(Task description)
Pull out every line below that contains the word "Properties".

[Dataset records]
◇ ◇ ◇
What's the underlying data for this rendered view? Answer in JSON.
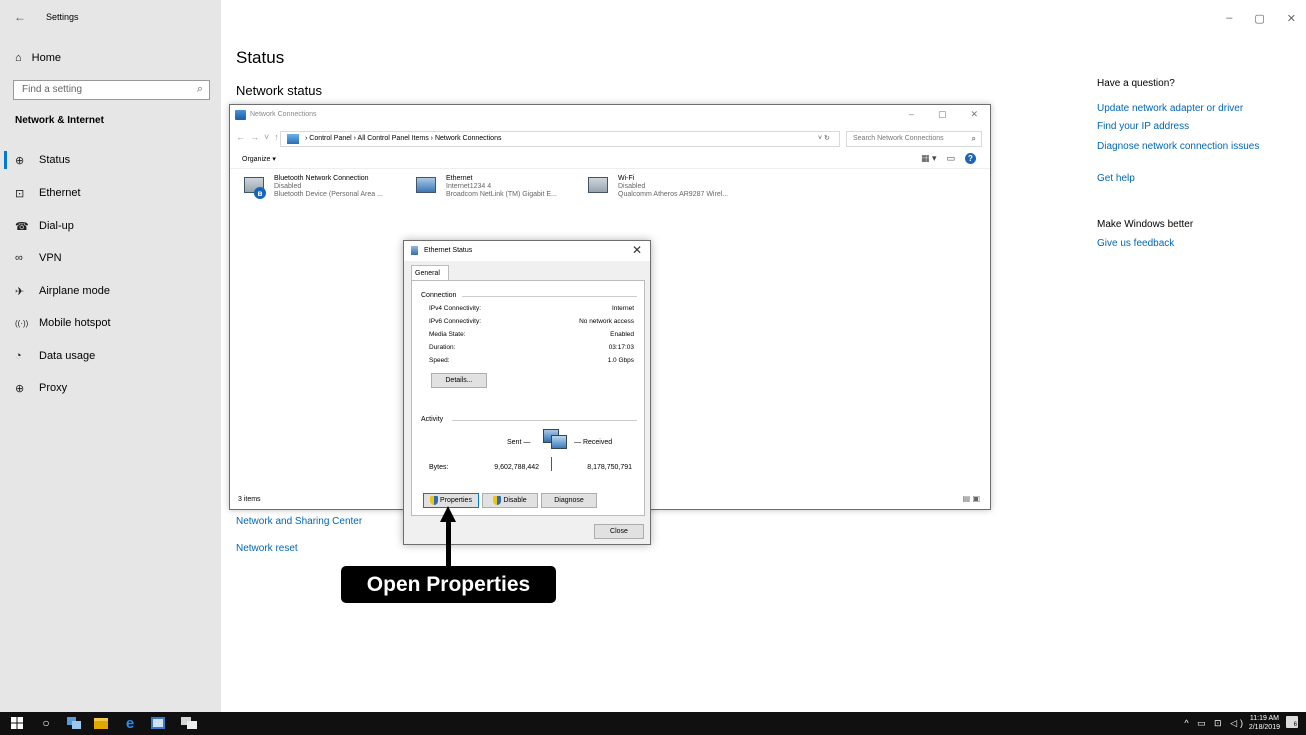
{
  "settings_window": {
    "title": "Settings",
    "back_glyph": "←",
    "window_controls": [
      "–",
      "▢",
      "✕"
    ]
  },
  "sidebar": {
    "home_label": "Home",
    "search_placeholder": "Find a setting",
    "section_title": "Network & Internet",
    "items": [
      {
        "label": "Status",
        "icon": "globe-icon",
        "glyph": "⊕",
        "active": true
      },
      {
        "label": "Ethernet",
        "icon": "ethernet-icon",
        "glyph": "⊡"
      },
      {
        "label": "Dial-up",
        "icon": "dialup-icon",
        "glyph": "☎"
      },
      {
        "label": "VPN",
        "icon": "vpn-icon",
        "glyph": "∞"
      },
      {
        "label": "Airplane mode",
        "icon": "airplane-icon",
        "glyph": "✈"
      },
      {
        "label": "Mobile hotspot",
        "icon": "hotspot-icon",
        "glyph": "((·))"
      },
      {
        "label": "Data usage",
        "icon": "data-usage-icon",
        "glyph": "◔"
      },
      {
        "label": "Proxy",
        "icon": "proxy-icon",
        "glyph": "⊕"
      }
    ]
  },
  "main": {
    "title": "Status",
    "subtitle": "Network status",
    "links": [
      "Network and Sharing Center",
      "Network reset"
    ]
  },
  "right_pane": {
    "question_heading": "Have a question?",
    "question_links": [
      "Update network adapter or driver",
      "Find your IP address",
      "Diagnose network connection issues",
      "Get help"
    ],
    "better_heading": "Make Windows better",
    "better_links": [
      "Give us feedback"
    ]
  },
  "network_connections": {
    "title": "Network Connections",
    "breadcrumb": "›  Control Panel  ›  All Control Panel Items  ›  Network Connections",
    "search_placeholder": "Search Network Connections",
    "organize_label": "Organize ▾",
    "item_count": "3 items",
    "adapters": [
      {
        "name": "Bluetooth Network Connection",
        "status": "Disabled",
        "device": "Bluetooth Device (Personal Area ..."
      },
      {
        "name": "Ethernet",
        "status": "Internet1234 4",
        "device": "Broadcom NetLink (TM) Gigabit E..."
      },
      {
        "name": "Wi-Fi",
        "status": "Disabled",
        "device": "Qualcomm Atheros AR9287 Wirel..."
      }
    ]
  },
  "ethernet_status": {
    "title": "Ethernet Status",
    "tab": "General",
    "connection_label": "Connection",
    "connection_rows": [
      {
        "key": "IPv4 Connectivity:",
        "value": "Internet"
      },
      {
        "key": "IPv6 Connectivity:",
        "value": "No network access"
      },
      {
        "key": "Media State:",
        "value": "Enabled"
      },
      {
        "key": "Duration:",
        "value": "03:17:03"
      },
      {
        "key": "Speed:",
        "value": "1.0 Gbps"
      }
    ],
    "details_button": "Details...",
    "activity_label": "Activity",
    "sent_label": "Sent —",
    "received_label": "— Received",
    "bytes_label": "Bytes:",
    "bytes_sent": "9,602,788,442",
    "bytes_received": "8,178,750,791",
    "properties_button": "Properties",
    "disable_button": "Disable",
    "diagnose_button": "Diagnose",
    "close_button": "Close"
  },
  "annotation": {
    "callout": "Open Properties"
  },
  "taskbar": {
    "time": "11:19 AM",
    "date": "2/18/2019",
    "tray_glyphs": "^ ▭ ⊡ ◁)",
    "notification_count": "6"
  }
}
◇ ◇ ◇
(Response to this exercise)
    "properties_button": "Properties",
    "callout": "Open Properties"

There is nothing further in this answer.